[Dataset items]
___
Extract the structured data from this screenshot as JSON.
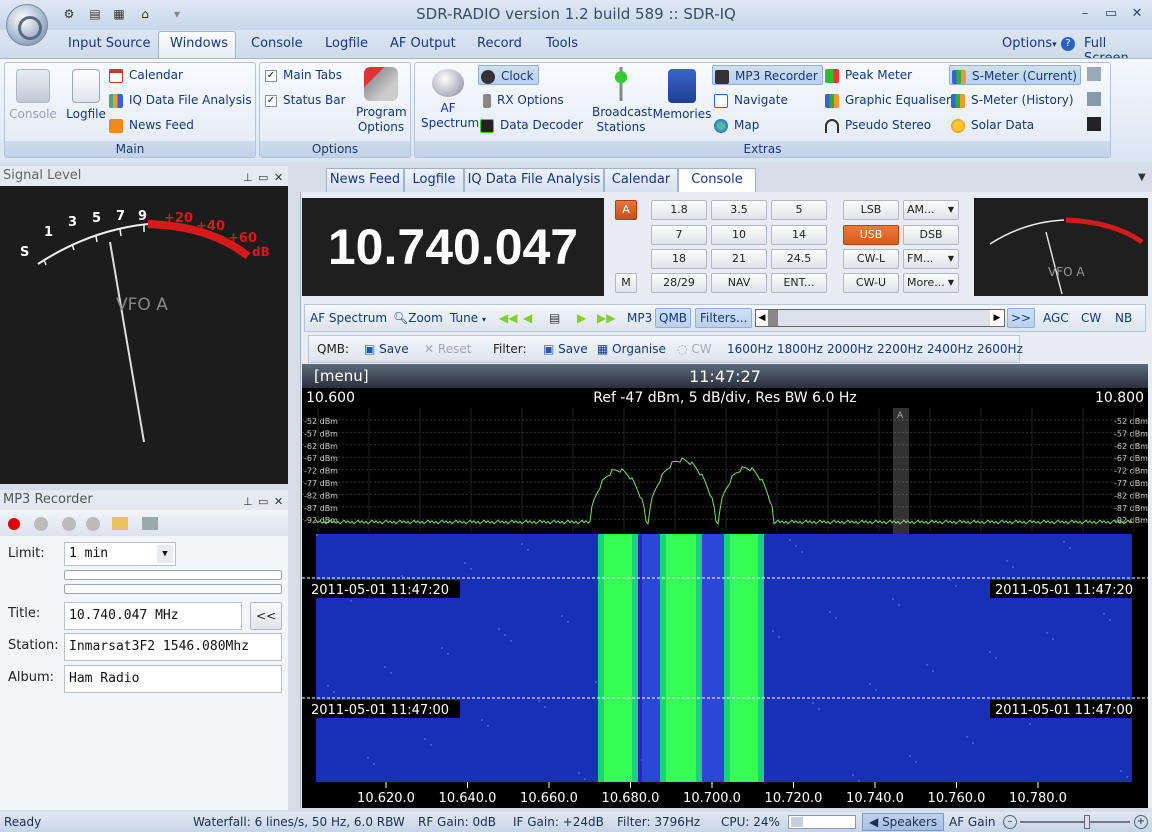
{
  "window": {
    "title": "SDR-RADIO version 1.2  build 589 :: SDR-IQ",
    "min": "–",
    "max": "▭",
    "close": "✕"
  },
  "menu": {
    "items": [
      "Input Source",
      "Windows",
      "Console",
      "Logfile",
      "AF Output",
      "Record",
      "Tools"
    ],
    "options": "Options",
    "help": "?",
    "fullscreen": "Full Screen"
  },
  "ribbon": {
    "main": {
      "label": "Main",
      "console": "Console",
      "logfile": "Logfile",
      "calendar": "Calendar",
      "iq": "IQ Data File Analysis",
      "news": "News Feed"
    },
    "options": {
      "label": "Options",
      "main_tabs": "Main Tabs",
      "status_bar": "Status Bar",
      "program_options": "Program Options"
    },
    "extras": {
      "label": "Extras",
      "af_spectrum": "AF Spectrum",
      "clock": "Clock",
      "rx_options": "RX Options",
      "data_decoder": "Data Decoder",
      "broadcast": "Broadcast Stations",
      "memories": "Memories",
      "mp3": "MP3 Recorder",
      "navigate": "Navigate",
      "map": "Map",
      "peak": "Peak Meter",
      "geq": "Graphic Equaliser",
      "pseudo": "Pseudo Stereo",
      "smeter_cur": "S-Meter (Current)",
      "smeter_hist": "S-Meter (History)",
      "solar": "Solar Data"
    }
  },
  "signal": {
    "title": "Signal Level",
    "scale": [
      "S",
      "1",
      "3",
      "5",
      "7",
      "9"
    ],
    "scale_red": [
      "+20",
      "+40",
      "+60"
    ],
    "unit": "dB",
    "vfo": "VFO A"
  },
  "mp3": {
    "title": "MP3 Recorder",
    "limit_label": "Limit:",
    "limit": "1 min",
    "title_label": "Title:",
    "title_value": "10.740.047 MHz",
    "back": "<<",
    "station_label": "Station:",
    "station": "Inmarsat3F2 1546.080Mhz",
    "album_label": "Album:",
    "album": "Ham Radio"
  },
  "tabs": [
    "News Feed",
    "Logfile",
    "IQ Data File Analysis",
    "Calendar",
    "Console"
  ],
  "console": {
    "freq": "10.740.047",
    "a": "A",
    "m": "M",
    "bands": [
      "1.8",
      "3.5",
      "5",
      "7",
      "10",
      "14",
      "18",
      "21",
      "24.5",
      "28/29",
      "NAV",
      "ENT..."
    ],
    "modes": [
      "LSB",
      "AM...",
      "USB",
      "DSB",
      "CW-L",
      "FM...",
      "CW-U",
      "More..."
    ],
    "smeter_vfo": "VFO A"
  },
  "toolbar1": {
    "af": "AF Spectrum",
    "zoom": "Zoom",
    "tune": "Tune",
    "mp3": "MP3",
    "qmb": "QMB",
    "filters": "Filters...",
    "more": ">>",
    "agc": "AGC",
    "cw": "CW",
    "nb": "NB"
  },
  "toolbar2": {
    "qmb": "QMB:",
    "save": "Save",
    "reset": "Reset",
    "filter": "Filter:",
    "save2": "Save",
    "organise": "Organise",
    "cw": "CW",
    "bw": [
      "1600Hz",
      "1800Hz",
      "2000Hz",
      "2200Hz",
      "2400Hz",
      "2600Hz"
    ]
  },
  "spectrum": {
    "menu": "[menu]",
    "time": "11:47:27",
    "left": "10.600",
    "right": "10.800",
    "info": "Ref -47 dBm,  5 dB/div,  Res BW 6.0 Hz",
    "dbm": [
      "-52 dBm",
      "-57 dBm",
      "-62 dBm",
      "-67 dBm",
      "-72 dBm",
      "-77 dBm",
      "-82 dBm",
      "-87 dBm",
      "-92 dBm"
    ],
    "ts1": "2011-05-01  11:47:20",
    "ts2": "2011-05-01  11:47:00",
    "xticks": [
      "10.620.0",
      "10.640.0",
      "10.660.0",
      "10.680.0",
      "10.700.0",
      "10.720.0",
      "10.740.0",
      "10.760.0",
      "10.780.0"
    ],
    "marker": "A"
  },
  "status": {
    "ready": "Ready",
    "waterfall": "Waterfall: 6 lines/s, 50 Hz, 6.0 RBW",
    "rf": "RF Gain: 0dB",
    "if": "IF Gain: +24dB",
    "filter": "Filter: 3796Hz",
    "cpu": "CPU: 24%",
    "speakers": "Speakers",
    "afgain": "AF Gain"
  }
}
___
=== Directions ===
From start to finish, output the listing exactly, but omit its pictures.

=== Exercise response ===
Extract the structured data from this screenshot as JSON.
{
  "window": {
    "title": "SDR-RADIO version 1.2  build 589 :: SDR-IQ",
    "min": "–",
    "max": "▭",
    "close": "✕"
  },
  "menu": {
    "items": [
      "Input Source",
      "Windows",
      "Console",
      "Logfile",
      "AF Output",
      "Record",
      "Tools"
    ],
    "options": "Options",
    "help": "?",
    "fullscreen": "Full Screen"
  },
  "ribbon": {
    "main": {
      "label": "Main",
      "console": "Console",
      "logfile": "Logfile",
      "calendar": "Calendar",
      "iq": "IQ Data File Analysis",
      "news": "News Feed"
    },
    "options": {
      "label": "Options",
      "main_tabs": "Main Tabs",
      "status_bar": "Status Bar",
      "program_options": "Program Options"
    },
    "extras": {
      "label": "Extras",
      "af_spectrum": "AF Spectrum",
      "clock": "Clock",
      "rx_options": "RX Options",
      "data_decoder": "Data Decoder",
      "broadcast": "Broadcast Stations",
      "memories": "Memories",
      "mp3": "MP3 Recorder",
      "navigate": "Navigate",
      "map": "Map",
      "peak": "Peak Meter",
      "geq": "Graphic Equaliser",
      "pseudo": "Pseudo Stereo",
      "smeter_cur": "S-Meter (Current)",
      "smeter_hist": "S-Meter (History)",
      "solar": "Solar Data"
    }
  },
  "signal": {
    "title": "Signal Level",
    "scale": [
      "S",
      "1",
      "3",
      "5",
      "7",
      "9"
    ],
    "scale_red": [
      "+20",
      "+40",
      "+60"
    ],
    "unit": "dB",
    "vfo": "VFO A"
  },
  "mp3": {
    "title": "MP3 Recorder",
    "limit_label": "Limit:",
    "limit": "1 min",
    "title_label": "Title:",
    "title_value": "10.740.047 MHz",
    "back": "<<",
    "station_label": "Station:",
    "station": "Inmarsat3F2 1546.080Mhz",
    "album_label": "Album:",
    "album": "Ham Radio"
  },
  "tabs": [
    "News Feed",
    "Logfile",
    "IQ Data File Analysis",
    "Calendar",
    "Console"
  ],
  "console": {
    "freq": "10.740.047",
    "a": "A",
    "m": "M",
    "bands": [
      "1.8",
      "3.5",
      "5",
      "7",
      "10",
      "14",
      "18",
      "21",
      "24.5",
      "28/29",
      "NAV",
      "ENT..."
    ],
    "modes": [
      "LSB",
      "AM...",
      "USB",
      "DSB",
      "CW-L",
      "FM...",
      "CW-U",
      "More..."
    ],
    "smeter_vfo": "VFO A"
  },
  "toolbar1": {
    "af": "AF Spectrum",
    "zoom": "Zoom",
    "tune": "Tune",
    "mp3": "MP3",
    "qmb": "QMB",
    "filters": "Filters...",
    "more": ">>",
    "agc": "AGC",
    "cw": "CW",
    "nb": "NB"
  },
  "toolbar2": {
    "qmb": "QMB:",
    "save": "Save",
    "reset": "Reset",
    "filter": "Filter:",
    "save2": "Save",
    "organise": "Organise",
    "cw": "CW",
    "bw": [
      "1600Hz",
      "1800Hz",
      "2000Hz",
      "2200Hz",
      "2400Hz",
      "2600Hz"
    ]
  },
  "spectrum": {
    "menu": "[menu]",
    "time": "11:47:27",
    "left": "10.600",
    "right": "10.800",
    "info": "Ref -47 dBm,  5 dB/div,  Res BW 6.0 Hz",
    "dbm": [
      "-52 dBm",
      "-57 dBm",
      "-62 dBm",
      "-67 dBm",
      "-72 dBm",
      "-77 dBm",
      "-82 dBm",
      "-87 dBm",
      "-92 dBm"
    ],
    "ts1": "2011-05-01  11:47:20",
    "ts2": "2011-05-01  11:47:00",
    "xticks": [
      "10.620.0",
      "10.640.0",
      "10.660.0",
      "10.680.0",
      "10.700.0",
      "10.720.0",
      "10.740.0",
      "10.760.0",
      "10.780.0"
    ],
    "marker": "A"
  },
  "status": {
    "ready": "Ready",
    "waterfall": "Waterfall: 6 lines/s, 50 Hz, 6.0 RBW",
    "rf": "RF Gain: 0dB",
    "if": "IF Gain: +24dB",
    "filter": "Filter: 3796Hz",
    "cpu": "CPU: 24%",
    "speakers": "Speakers",
    "afgain": "AF Gain"
  }
}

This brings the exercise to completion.